**Work to be completed:** Every line of the data must be copied exactly.

**Given data:**
==*==
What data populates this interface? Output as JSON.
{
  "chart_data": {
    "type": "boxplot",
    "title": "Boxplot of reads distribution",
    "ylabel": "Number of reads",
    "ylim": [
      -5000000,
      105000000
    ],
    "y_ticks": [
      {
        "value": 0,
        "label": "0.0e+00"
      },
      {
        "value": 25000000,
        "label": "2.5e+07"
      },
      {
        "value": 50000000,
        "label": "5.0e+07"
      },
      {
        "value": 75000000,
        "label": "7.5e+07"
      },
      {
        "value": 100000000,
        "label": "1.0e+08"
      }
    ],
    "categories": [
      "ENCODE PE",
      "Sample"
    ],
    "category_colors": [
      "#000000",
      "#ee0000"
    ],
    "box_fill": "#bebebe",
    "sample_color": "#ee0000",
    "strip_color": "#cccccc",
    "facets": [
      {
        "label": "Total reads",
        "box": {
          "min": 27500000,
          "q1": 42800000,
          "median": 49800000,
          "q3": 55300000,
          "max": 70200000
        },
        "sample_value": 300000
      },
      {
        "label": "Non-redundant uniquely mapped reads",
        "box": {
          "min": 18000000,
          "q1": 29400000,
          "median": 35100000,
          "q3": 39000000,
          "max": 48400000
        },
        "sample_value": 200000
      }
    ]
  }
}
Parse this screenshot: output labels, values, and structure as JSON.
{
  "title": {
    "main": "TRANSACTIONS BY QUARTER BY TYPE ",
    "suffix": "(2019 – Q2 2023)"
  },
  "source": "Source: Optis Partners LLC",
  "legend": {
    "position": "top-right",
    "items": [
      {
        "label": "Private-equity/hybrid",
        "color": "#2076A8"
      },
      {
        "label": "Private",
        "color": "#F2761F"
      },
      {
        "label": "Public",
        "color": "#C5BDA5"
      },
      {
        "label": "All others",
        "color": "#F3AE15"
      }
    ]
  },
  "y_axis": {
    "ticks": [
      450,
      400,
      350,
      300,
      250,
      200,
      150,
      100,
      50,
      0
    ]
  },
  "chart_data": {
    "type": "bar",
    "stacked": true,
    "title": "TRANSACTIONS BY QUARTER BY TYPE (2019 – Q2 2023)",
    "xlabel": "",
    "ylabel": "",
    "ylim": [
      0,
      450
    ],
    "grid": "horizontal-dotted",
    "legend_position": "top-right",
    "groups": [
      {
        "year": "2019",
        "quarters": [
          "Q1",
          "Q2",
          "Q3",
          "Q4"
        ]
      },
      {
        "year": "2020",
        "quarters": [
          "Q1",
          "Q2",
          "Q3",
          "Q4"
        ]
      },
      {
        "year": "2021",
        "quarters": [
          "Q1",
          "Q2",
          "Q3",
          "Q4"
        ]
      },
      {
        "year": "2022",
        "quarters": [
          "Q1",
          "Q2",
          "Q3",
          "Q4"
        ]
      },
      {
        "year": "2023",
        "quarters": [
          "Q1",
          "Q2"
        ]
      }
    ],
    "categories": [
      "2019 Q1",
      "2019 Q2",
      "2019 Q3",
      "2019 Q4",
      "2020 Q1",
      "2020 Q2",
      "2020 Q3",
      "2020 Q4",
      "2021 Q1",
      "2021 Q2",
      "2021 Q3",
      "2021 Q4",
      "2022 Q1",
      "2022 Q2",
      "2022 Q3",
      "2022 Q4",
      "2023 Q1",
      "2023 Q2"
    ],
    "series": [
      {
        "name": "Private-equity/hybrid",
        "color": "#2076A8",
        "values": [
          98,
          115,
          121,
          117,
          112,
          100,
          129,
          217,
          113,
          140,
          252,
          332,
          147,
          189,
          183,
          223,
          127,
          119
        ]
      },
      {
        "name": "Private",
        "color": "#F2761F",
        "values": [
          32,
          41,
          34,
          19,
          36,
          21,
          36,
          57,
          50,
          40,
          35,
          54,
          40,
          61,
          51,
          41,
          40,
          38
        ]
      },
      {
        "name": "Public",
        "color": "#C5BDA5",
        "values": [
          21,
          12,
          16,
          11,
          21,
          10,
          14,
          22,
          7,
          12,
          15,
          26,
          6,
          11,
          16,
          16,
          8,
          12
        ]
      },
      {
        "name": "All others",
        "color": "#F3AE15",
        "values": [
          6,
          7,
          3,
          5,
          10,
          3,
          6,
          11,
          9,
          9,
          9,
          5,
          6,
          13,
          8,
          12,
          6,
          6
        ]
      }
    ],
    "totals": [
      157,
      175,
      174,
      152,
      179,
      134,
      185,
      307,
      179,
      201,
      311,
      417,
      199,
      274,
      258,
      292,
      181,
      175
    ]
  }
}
==*==
**Answer to the problem:**
What data populates this interface? Output as JSON.
{
  "chart_data": {
    "type": "boxplot",
    "title": "Boxplot of reads distribution",
    "ylabel": "Number of reads",
    "ylim": [
      -5000000,
      105000000
    ],
    "y_ticks": [
      {
        "value": 0,
        "label": "0.0e+00"
      },
      {
        "value": 25000000,
        "label": "2.5e+07"
      },
      {
        "value": 50000000,
        "label": "5.0e+07"
      },
      {
        "value": 75000000,
        "label": "7.5e+07"
      },
      {
        "value": 100000000,
        "label": "1.0e+08"
      }
    ],
    "categories": [
      "ENCODE PE",
      "Sample"
    ],
    "category_colors": [
      "#000000",
      "#ee0000"
    ],
    "box_fill": "#bebebe",
    "sample_color": "#ee0000",
    "strip_color": "#cccccc",
    "facets": [
      {
        "label": "Total reads",
        "box": {
          "min": 27500000,
          "q1": 42800000,
          "median": 49800000,
          "q3": 55300000,
          "max": 70200000
        },
        "sample_value": 300000
      },
      {
        "label": "Non-redundant uniquely mapped reads",
        "box": {
          "min": 18000000,
          "q1": 29400000,
          "median": 35100000,
          "q3": 39000000,
          "max": 48400000
        },
        "sample_value": 200000
      }
    ]
  }
}
Parse this screenshot: output labels, values, and structure as JSON.
{
  "title": {
    "main": "TRANSACTIONS BY QUARTER BY TYPE ",
    "suffix": "(2019 – Q2 2023)"
  },
  "source": "Source: Optis Partners LLC",
  "legend": {
    "position": "top-right",
    "items": [
      {
        "label": "Private-equity/hybrid",
        "color": "#2076A8"
      },
      {
        "label": "Private",
        "color": "#F2761F"
      },
      {
        "label": "Public",
        "color": "#C5BDA5"
      },
      {
        "label": "All others",
        "color": "#F3AE15"
      }
    ]
  },
  "y_axis": {
    "ticks": [
      450,
      400,
      350,
      300,
      250,
      200,
      150,
      100,
      50,
      0
    ]
  },
  "chart_data": {
    "type": "bar",
    "stacked": true,
    "title": "TRANSACTIONS BY QUARTER BY TYPE (2019 – Q2 2023)",
    "xlabel": "",
    "ylabel": "",
    "ylim": [
      0,
      450
    ],
    "grid": "horizontal-dotted",
    "legend_position": "top-right",
    "groups": [
      {
        "year": "2019",
        "quarters": [
          "Q1",
          "Q2",
          "Q3",
          "Q4"
        ]
      },
      {
        "year": "2020",
        "quarters": [
          "Q1",
          "Q2",
          "Q3",
          "Q4"
        ]
      },
      {
        "year": "2021",
        "quarters": [
          "Q1",
          "Q2",
          "Q3",
          "Q4"
        ]
      },
      {
        "year": "2022",
        "quarters": [
          "Q1",
          "Q2",
          "Q3",
          "Q4"
        ]
      },
      {
        "year": "2023",
        "quarters": [
          "Q1",
          "Q2"
        ]
      }
    ],
    "categories": [
      "2019 Q1",
      "2019 Q2",
      "2019 Q3",
      "2019 Q4",
      "2020 Q1",
      "2020 Q2",
      "2020 Q3",
      "2020 Q4",
      "2021 Q1",
      "2021 Q2",
      "2021 Q3",
      "2021 Q4",
      "2022 Q1",
      "2022 Q2",
      "2022 Q3",
      "2022 Q4",
      "2023 Q1",
      "2023 Q2"
    ],
    "series": [
      {
        "name": "Private-equity/hybrid",
        "color": "#2076A8",
        "values": [
          98,
          115,
          121,
          117,
          112,
          100,
          129,
          217,
          113,
          140,
          252,
          332,
          147,
          189,
          183,
          223,
          127,
          119
        ]
      },
      {
        "name": "Private",
        "color": "#F2761F",
        "values": [
          32,
          41,
          34,
          19,
          36,
          21,
          36,
          57,
          50,
          40,
          35,
          54,
          40,
          61,
          51,
          41,
          40,
          38
        ]
      },
      {
        "name": "Public",
        "color": "#C5BDA5",
        "values": [
          21,
          12,
          16,
          11,
          21,
          10,
          14,
          22,
          7,
          12,
          15,
          26,
          6,
          11,
          16,
          16,
          8,
          12
        ]
      },
      {
        "name": "All others",
        "color": "#F3AE15",
        "values": [
          6,
          7,
          3,
          5,
          10,
          3,
          6,
          11,
          9,
          9,
          9,
          5,
          6,
          13,
          8,
          12,
          6,
          6
        ]
      }
    ],
    "totals": [
      157,
      175,
      174,
      152,
      179,
      134,
      185,
      307,
      179,
      201,
      311,
      417,
      199,
      274,
      258,
      292,
      181,
      175
    ]
  }
}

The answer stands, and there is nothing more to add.